Keep the pictures out of the copy and print all the entries below exactly.
══════════
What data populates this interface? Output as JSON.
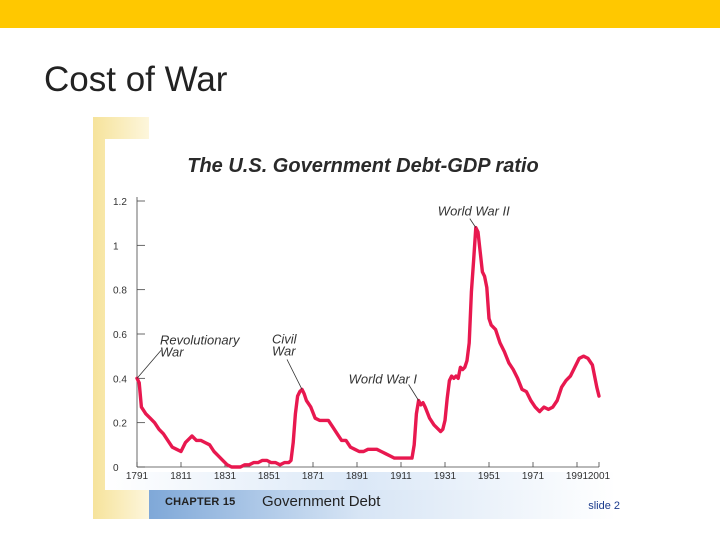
{
  "slide": {
    "title": "Cost of War",
    "accent_color": "#ffc800"
  },
  "footer": {
    "chapter": "CHAPTER 15",
    "title": "Government Debt",
    "slide_label": "slide 2"
  },
  "chart_data": {
    "type": "line",
    "title": "The U.S. Government Debt-GDP ratio",
    "xlabel": "",
    "ylabel": "",
    "xlim": [
      1791,
      2001
    ],
    "ylim": [
      0,
      1.2
    ],
    "x_ticks": [
      1791,
      1811,
      1831,
      1851,
      1871,
      1891,
      1911,
      1931,
      1951,
      1971,
      1991,
      2001
    ],
    "y_ticks": [
      0,
      0.2,
      0.4,
      0.6,
      0.8,
      1,
      1.2
    ],
    "y_tick_labels": [
      "0",
      "0.2",
      "0.4",
      "0.6",
      "0.8",
      "1",
      "1.2"
    ],
    "line_color": "#e8184f",
    "grid": false,
    "series": [
      {
        "name": "",
        "x": [
          1791,
          1792,
          1793,
          1795,
          1797,
          1799,
          1801,
          1803,
          1805,
          1807,
          1809,
          1811,
          1813,
          1815,
          1816,
          1818,
          1820,
          1822,
          1824,
          1826,
          1828,
          1830,
          1832,
          1834,
          1836,
          1838,
          1840,
          1842,
          1844,
          1846,
          1848,
          1850,
          1852,
          1854,
          1856,
          1858,
          1860,
          1861,
          1862,
          1863,
          1864,
          1865,
          1866,
          1867,
          1868,
          1870,
          1872,
          1874,
          1876,
          1878,
          1880,
          1882,
          1884,
          1886,
          1888,
          1890,
          1892,
          1894,
          1896,
          1898,
          1900,
          1902,
          1904,
          1906,
          1908,
          1910,
          1912,
          1914,
          1916,
          1917,
          1918,
          1919,
          1920,
          1921,
          1922,
          1924,
          1926,
          1928,
          1929,
          1930,
          1931,
          1932,
          1933,
          1934,
          1935,
          1936,
          1937,
          1938,
          1939,
          1940,
          1941,
          1942,
          1943,
          1944,
          1945,
          1946,
          1947,
          1948,
          1949,
          1950,
          1951,
          1952,
          1954,
          1956,
          1958,
          1960,
          1962,
          1964,
          1966,
          1968,
          1970,
          1972,
          1974,
          1976,
          1978,
          1980,
          1982,
          1984,
          1986,
          1988,
          1990,
          1992,
          1994,
          1996,
          1998,
          2000,
          2001
        ],
        "y": [
          0.4,
          0.38,
          0.27,
          0.24,
          0.22,
          0.2,
          0.17,
          0.15,
          0.12,
          0.09,
          0.08,
          0.07,
          0.11,
          0.13,
          0.14,
          0.12,
          0.12,
          0.11,
          0.1,
          0.07,
          0.05,
          0.03,
          0.01,
          0.0,
          0.0,
          0.0,
          0.01,
          0.01,
          0.02,
          0.02,
          0.03,
          0.03,
          0.02,
          0.02,
          0.01,
          0.02,
          0.02,
          0.03,
          0.11,
          0.24,
          0.32,
          0.34,
          0.35,
          0.33,
          0.3,
          0.27,
          0.22,
          0.21,
          0.21,
          0.21,
          0.18,
          0.15,
          0.12,
          0.12,
          0.09,
          0.08,
          0.07,
          0.07,
          0.08,
          0.08,
          0.08,
          0.07,
          0.06,
          0.05,
          0.04,
          0.04,
          0.04,
          0.04,
          0.04,
          0.1,
          0.24,
          0.3,
          0.28,
          0.29,
          0.27,
          0.22,
          0.19,
          0.17,
          0.16,
          0.17,
          0.21,
          0.31,
          0.39,
          0.41,
          0.4,
          0.41,
          0.4,
          0.45,
          0.44,
          0.45,
          0.48,
          0.56,
          0.79,
          0.93,
          1.08,
          1.06,
          0.97,
          0.88,
          0.86,
          0.81,
          0.67,
          0.64,
          0.62,
          0.56,
          0.52,
          0.47,
          0.44,
          0.4,
          0.35,
          0.34,
          0.3,
          0.27,
          0.25,
          0.27,
          0.26,
          0.27,
          0.3,
          0.36,
          0.39,
          0.41,
          0.45,
          0.49,
          0.5,
          0.49,
          0.46,
          0.36,
          0.32
        ]
      }
    ],
    "annotations": [
      {
        "text": "World War II",
        "x": 1945,
        "y": 1.08
      },
      {
        "text": "Revolutionary War",
        "x": 1791,
        "y": 0.4
      },
      {
        "text": "Civil War",
        "x": 1866,
        "y": 0.35
      },
      {
        "text": "World War I",
        "x": 1919,
        "y": 0.3
      }
    ]
  }
}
══════════
> Solution to this problem:
What data populates this interface? Output as JSON.
{
  "slide": {
    "title": "Cost of War",
    "accent_color": "#ffc800"
  },
  "footer": {
    "chapter": "CHAPTER 15",
    "title": "Government Debt",
    "slide_label": "slide 2"
  },
  "chart_data": {
    "type": "line",
    "title": "The U.S. Government Debt-GDP ratio",
    "xlabel": "",
    "ylabel": "",
    "xlim": [
      1791,
      2001
    ],
    "ylim": [
      0,
      1.2
    ],
    "x_ticks": [
      1791,
      1811,
      1831,
      1851,
      1871,
      1891,
      1911,
      1931,
      1951,
      1971,
      1991,
      2001
    ],
    "y_ticks": [
      0,
      0.2,
      0.4,
      0.6,
      0.8,
      1,
      1.2
    ],
    "y_tick_labels": [
      "0",
      "0.2",
      "0.4",
      "0.6",
      "0.8",
      "1",
      "1.2"
    ],
    "line_color": "#e8184f",
    "grid": false,
    "series": [
      {
        "name": "",
        "x": [
          1791,
          1792,
          1793,
          1795,
          1797,
          1799,
          1801,
          1803,
          1805,
          1807,
          1809,
          1811,
          1813,
          1815,
          1816,
          1818,
          1820,
          1822,
          1824,
          1826,
          1828,
          1830,
          1832,
          1834,
          1836,
          1838,
          1840,
          1842,
          1844,
          1846,
          1848,
          1850,
          1852,
          1854,
          1856,
          1858,
          1860,
          1861,
          1862,
          1863,
          1864,
          1865,
          1866,
          1867,
          1868,
          1870,
          1872,
          1874,
          1876,
          1878,
          1880,
          1882,
          1884,
          1886,
          1888,
          1890,
          1892,
          1894,
          1896,
          1898,
          1900,
          1902,
          1904,
          1906,
          1908,
          1910,
          1912,
          1914,
          1916,
          1917,
          1918,
          1919,
          1920,
          1921,
          1922,
          1924,
          1926,
          1928,
          1929,
          1930,
          1931,
          1932,
          1933,
          1934,
          1935,
          1936,
          1937,
          1938,
          1939,
          1940,
          1941,
          1942,
          1943,
          1944,
          1945,
          1946,
          1947,
          1948,
          1949,
          1950,
          1951,
          1952,
          1954,
          1956,
          1958,
          1960,
          1962,
          1964,
          1966,
          1968,
          1970,
          1972,
          1974,
          1976,
          1978,
          1980,
          1982,
          1984,
          1986,
          1988,
          1990,
          1992,
          1994,
          1996,
          1998,
          2000,
          2001
        ],
        "y": [
          0.4,
          0.38,
          0.27,
          0.24,
          0.22,
          0.2,
          0.17,
          0.15,
          0.12,
          0.09,
          0.08,
          0.07,
          0.11,
          0.13,
          0.14,
          0.12,
          0.12,
          0.11,
          0.1,
          0.07,
          0.05,
          0.03,
          0.01,
          0.0,
          0.0,
          0.0,
          0.01,
          0.01,
          0.02,
          0.02,
          0.03,
          0.03,
          0.02,
          0.02,
          0.01,
          0.02,
          0.02,
          0.03,
          0.11,
          0.24,
          0.32,
          0.34,
          0.35,
          0.33,
          0.3,
          0.27,
          0.22,
          0.21,
          0.21,
          0.21,
          0.18,
          0.15,
          0.12,
          0.12,
          0.09,
          0.08,
          0.07,
          0.07,
          0.08,
          0.08,
          0.08,
          0.07,
          0.06,
          0.05,
          0.04,
          0.04,
          0.04,
          0.04,
          0.04,
          0.1,
          0.24,
          0.3,
          0.28,
          0.29,
          0.27,
          0.22,
          0.19,
          0.17,
          0.16,
          0.17,
          0.21,
          0.31,
          0.39,
          0.41,
          0.4,
          0.41,
          0.4,
          0.45,
          0.44,
          0.45,
          0.48,
          0.56,
          0.79,
          0.93,
          1.08,
          1.06,
          0.97,
          0.88,
          0.86,
          0.81,
          0.67,
          0.64,
          0.62,
          0.56,
          0.52,
          0.47,
          0.44,
          0.4,
          0.35,
          0.34,
          0.3,
          0.27,
          0.25,
          0.27,
          0.26,
          0.27,
          0.3,
          0.36,
          0.39,
          0.41,
          0.45,
          0.49,
          0.5,
          0.49,
          0.46,
          0.36,
          0.32
        ]
      }
    ],
    "annotations": [
      {
        "text": "World War II",
        "x": 1945,
        "y": 1.08
      },
      {
        "text": "Revolutionary War",
        "x": 1791,
        "y": 0.4
      },
      {
        "text": "Civil War",
        "x": 1866,
        "y": 0.35
      },
      {
        "text": "World War I",
        "x": 1919,
        "y": 0.3
      }
    ]
  }
}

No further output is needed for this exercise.